(Stored data)
-=-=-=-=-

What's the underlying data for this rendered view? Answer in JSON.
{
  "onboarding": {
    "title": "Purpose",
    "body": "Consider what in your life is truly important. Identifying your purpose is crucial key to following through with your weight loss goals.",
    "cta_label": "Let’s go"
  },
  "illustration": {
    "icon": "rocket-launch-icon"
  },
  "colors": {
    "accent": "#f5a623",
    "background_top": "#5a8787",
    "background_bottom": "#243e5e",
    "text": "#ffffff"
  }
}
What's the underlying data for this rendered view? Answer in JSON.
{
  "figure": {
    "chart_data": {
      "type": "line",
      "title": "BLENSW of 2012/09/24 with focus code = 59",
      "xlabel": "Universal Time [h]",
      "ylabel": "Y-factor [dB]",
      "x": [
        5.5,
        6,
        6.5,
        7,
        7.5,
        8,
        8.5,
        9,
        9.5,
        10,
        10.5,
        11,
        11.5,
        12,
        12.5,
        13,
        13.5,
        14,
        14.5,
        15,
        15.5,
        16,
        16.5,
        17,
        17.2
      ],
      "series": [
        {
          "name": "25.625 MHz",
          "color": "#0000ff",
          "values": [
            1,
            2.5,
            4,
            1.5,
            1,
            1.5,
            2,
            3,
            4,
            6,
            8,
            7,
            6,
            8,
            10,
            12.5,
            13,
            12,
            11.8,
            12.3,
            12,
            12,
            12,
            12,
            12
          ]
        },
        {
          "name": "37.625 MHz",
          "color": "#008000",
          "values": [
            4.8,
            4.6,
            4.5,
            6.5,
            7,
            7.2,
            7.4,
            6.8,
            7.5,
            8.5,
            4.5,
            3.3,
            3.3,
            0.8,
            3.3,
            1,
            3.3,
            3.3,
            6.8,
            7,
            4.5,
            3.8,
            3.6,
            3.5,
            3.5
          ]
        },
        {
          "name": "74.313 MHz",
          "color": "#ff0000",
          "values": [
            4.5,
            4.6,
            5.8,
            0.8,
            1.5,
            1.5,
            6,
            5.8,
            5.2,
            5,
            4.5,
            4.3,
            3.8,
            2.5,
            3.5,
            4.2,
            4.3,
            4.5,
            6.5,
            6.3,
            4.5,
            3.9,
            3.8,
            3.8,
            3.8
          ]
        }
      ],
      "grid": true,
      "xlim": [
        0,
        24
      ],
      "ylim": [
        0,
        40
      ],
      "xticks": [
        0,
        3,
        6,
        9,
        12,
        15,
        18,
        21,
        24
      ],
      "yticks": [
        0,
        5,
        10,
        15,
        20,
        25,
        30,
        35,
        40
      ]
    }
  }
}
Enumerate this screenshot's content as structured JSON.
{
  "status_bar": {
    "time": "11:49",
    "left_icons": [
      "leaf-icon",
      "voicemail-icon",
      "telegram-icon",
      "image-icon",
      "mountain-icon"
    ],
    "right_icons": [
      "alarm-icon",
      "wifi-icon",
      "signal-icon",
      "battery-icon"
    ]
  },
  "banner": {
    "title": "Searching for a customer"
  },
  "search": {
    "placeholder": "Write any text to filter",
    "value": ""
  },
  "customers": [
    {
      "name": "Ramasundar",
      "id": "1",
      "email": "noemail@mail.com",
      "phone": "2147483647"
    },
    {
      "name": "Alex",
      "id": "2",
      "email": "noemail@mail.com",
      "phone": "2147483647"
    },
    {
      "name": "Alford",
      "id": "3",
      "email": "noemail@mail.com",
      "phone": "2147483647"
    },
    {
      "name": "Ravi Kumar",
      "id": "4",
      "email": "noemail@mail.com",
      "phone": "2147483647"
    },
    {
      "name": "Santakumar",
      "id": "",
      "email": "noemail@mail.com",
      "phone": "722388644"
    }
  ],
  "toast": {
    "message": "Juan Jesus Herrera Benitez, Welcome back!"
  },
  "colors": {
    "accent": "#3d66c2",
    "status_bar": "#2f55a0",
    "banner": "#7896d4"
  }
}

-=-=-=-=-

**TASK OBJECTIVE**
Each entry above is to be quoted exactly.

**ANSWER BELOW**
What's the underlying data for this rendered view? Answer in JSON.
{
  "onboarding": {
    "title": "Purpose",
    "body": "Consider what in your life is truly important. Identifying your purpose is crucial key to following through with your weight loss goals.",
    "cta_label": "Let’s go"
  },
  "illustration": {
    "icon": "rocket-launch-icon"
  },
  "colors": {
    "accent": "#f5a623",
    "background_top": "#5a8787",
    "background_bottom": "#243e5e",
    "text": "#ffffff"
  }
}
What's the underlying data for this rendered view? Answer in JSON.
{
  "figure": {
    "chart_data": {
      "type": "line",
      "title": "BLENSW of 2012/09/24 with focus code = 59",
      "xlabel": "Universal Time [h]",
      "ylabel": "Y-factor [dB]",
      "x": [
        5.5,
        6,
        6.5,
        7,
        7.5,
        8,
        8.5,
        9,
        9.5,
        10,
        10.5,
        11,
        11.5,
        12,
        12.5,
        13,
        13.5,
        14,
        14.5,
        15,
        15.5,
        16,
        16.5,
        17,
        17.2
      ],
      "series": [
        {
          "name": "25.625 MHz",
          "color": "#0000ff",
          "values": [
            1,
            2.5,
            4,
            1.5,
            1,
            1.5,
            2,
            3,
            4,
            6,
            8,
            7,
            6,
            8,
            10,
            12.5,
            13,
            12,
            11.8,
            12.3,
            12,
            12,
            12,
            12,
            12
          ]
        },
        {
          "name": "37.625 MHz",
          "color": "#008000",
          "values": [
            4.8,
            4.6,
            4.5,
            6.5,
            7,
            7.2,
            7.4,
            6.8,
            7.5,
            8.5,
            4.5,
            3.3,
            3.3,
            0.8,
            3.3,
            1,
            3.3,
            3.3,
            6.8,
            7,
            4.5,
            3.8,
            3.6,
            3.5,
            3.5
          ]
        },
        {
          "name": "74.313 MHz",
          "color": "#ff0000",
          "values": [
            4.5,
            4.6,
            5.8,
            0.8,
            1.5,
            1.5,
            6,
            5.8,
            5.2,
            5,
            4.5,
            4.3,
            3.8,
            2.5,
            3.5,
            4.2,
            4.3,
            4.5,
            6.5,
            6.3,
            4.5,
            3.9,
            3.8,
            3.8,
            3.8
          ]
        }
      ],
      "grid": true,
      "xlim": [
        0,
        24
      ],
      "ylim": [
        0,
        40
      ],
      "xticks": [
        0,
        3,
        6,
        9,
        12,
        15,
        18,
        21,
        24
      ],
      "yticks": [
        0,
        5,
        10,
        15,
        20,
        25,
        30,
        35,
        40
      ]
    }
  }
}
Enumerate this screenshot's content as structured JSON.
{
  "status_bar": {
    "time": "11:49",
    "left_icons": [
      "leaf-icon",
      "voicemail-icon",
      "telegram-icon",
      "image-icon",
      "mountain-icon"
    ],
    "right_icons": [
      "alarm-icon",
      "wifi-icon",
      "signal-icon",
      "battery-icon"
    ]
  },
  "banner": {
    "title": "Searching for a customer"
  },
  "search": {
    "placeholder": "Write any text to filter",
    "value": ""
  },
  "customers": [
    {
      "name": "Ramasundar",
      "id": "1",
      "email": "noemail@mail.com",
      "phone": "2147483647"
    },
    {
      "name": "Alex",
      "id": "2",
      "email": "noemail@mail.com",
      "phone": "2147483647"
    },
    {
      "name": "Alford",
      "id": "3",
      "email": "noemail@mail.com",
      "phone": "2147483647"
    },
    {
      "name": "Ravi Kumar",
      "id": "4",
      "email": "noemail@mail.com",
      "phone": "2147483647"
    },
    {
      "name": "Santakumar",
      "id": "",
      "email": "noemail@mail.com",
      "phone": "722388644"
    }
  ],
  "toast": {
    "message": "Juan Jesus Herrera Benitez, Welcome back!"
  },
  "colors": {
    "accent": "#3d66c2",
    "status_bar": "#2f55a0",
    "banner": "#7896d4"
  }
}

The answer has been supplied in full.